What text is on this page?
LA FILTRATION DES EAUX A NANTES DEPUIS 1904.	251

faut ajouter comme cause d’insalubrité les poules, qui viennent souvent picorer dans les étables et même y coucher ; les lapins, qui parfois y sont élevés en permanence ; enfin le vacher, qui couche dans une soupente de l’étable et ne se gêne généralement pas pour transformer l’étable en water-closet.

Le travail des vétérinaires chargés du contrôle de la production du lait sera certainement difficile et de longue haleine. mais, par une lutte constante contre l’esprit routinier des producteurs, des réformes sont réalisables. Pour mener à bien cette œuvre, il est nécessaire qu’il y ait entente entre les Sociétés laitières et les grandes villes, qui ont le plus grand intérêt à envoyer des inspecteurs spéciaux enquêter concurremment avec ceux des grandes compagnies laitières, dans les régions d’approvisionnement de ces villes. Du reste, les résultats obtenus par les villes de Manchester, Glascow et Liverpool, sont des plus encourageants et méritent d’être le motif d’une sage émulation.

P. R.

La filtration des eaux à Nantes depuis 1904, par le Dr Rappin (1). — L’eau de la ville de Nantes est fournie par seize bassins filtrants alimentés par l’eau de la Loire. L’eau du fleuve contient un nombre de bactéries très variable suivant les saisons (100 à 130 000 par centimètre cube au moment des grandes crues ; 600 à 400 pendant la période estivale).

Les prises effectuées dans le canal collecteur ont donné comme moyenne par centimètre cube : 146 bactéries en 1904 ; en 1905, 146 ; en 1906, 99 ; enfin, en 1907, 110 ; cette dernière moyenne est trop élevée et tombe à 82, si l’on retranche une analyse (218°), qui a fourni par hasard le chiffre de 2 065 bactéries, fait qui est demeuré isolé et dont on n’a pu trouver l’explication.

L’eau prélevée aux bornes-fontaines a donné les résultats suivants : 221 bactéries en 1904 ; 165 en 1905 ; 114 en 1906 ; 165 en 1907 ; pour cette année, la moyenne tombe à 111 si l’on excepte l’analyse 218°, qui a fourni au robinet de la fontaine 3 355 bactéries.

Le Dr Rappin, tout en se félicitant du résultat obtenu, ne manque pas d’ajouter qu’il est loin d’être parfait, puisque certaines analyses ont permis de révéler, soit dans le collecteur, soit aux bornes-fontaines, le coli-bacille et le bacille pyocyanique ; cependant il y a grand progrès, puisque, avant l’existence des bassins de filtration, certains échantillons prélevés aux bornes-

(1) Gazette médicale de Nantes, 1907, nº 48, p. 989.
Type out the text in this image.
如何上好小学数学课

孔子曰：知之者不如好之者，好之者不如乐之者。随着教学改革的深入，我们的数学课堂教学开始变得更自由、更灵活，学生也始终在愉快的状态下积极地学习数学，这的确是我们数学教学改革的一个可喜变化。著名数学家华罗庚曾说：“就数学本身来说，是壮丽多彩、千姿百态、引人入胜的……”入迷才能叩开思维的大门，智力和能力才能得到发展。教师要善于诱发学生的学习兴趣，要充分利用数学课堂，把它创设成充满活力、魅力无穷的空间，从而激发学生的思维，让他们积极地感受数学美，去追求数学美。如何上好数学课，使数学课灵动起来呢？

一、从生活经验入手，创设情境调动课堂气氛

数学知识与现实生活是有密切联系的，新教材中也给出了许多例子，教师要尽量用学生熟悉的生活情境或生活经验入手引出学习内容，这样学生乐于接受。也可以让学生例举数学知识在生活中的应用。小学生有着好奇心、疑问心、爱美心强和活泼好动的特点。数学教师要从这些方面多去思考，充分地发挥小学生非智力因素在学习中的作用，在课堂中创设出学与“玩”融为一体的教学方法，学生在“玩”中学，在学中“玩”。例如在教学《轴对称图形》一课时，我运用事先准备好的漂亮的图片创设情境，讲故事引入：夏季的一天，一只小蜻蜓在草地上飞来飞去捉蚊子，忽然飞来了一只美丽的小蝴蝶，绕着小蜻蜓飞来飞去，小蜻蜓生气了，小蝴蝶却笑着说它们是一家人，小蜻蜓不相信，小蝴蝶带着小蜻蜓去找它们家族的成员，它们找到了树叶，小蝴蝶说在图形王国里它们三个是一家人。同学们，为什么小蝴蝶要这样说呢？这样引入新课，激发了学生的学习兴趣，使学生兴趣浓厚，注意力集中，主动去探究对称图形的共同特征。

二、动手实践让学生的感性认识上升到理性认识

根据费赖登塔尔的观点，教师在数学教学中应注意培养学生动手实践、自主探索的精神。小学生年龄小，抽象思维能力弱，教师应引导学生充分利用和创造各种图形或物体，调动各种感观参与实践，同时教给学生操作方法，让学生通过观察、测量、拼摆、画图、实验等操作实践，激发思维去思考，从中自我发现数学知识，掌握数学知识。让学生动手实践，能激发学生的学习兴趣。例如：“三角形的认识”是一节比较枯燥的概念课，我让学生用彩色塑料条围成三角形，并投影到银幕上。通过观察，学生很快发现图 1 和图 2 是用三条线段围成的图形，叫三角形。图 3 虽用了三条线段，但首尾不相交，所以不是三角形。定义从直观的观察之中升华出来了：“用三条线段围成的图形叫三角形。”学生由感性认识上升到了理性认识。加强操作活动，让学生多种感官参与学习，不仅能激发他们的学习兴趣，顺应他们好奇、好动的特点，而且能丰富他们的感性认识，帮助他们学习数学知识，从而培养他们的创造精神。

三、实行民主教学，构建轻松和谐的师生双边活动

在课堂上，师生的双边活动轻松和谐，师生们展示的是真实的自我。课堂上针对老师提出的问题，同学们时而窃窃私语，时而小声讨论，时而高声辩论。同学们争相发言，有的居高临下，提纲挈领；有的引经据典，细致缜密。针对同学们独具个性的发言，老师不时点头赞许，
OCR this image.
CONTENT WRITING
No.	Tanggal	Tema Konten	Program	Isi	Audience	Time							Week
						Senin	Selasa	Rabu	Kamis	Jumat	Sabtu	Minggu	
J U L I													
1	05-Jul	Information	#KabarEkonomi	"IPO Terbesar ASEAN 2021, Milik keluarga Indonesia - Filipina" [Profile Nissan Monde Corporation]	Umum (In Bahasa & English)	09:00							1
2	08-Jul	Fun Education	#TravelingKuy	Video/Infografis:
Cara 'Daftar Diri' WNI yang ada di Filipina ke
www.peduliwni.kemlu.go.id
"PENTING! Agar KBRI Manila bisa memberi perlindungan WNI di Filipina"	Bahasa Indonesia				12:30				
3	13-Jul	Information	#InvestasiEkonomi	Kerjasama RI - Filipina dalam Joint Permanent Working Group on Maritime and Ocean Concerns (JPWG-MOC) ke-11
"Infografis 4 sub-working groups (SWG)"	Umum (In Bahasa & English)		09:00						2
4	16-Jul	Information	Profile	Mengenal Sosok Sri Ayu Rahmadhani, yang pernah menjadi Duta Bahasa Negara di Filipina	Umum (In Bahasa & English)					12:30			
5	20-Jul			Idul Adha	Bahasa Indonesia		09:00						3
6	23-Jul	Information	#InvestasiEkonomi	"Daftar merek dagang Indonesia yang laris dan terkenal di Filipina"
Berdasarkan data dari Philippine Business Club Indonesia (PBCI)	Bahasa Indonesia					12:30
************
Directive — Check each line of the records for the word "Filipina" and extract those that contain it.

Result —
1	05-Jul	Information	#KabarEkonomi	"IPO Terbesar ASEAN 2021, Milik keluarga Indonesia - Filipina" [Profile Nissan Monde Corporation]	Umum (In Bahasa & English)	09:00							1
Cara 'Daftar Diri' WNI yang ada di Filipina ke
"PENTING! Agar KBRI Manila bisa memberi perlindungan WNI di Filipina"	Bahasa Indonesia				12:30				
3	13-Jul	Information	#InvestasiEkonomi	Kerjasama RI - Filipina dalam Joint Permanent Working Group on Maritime and Ocean Concerns (JPWG-MOC) ke-11
4	16-Jul	Information	Profile	Mengenal Sosok Sri Ayu Rahmadhani, yang pernah menjadi Duta Bahasa Negara di Filipina	Umum (In Bahasa & English)					12:30			
6	23-Jul	Information	#InvestasiEkonomi	"Daftar merek dagang Indonesia yang laris dan terkenal di Filipina"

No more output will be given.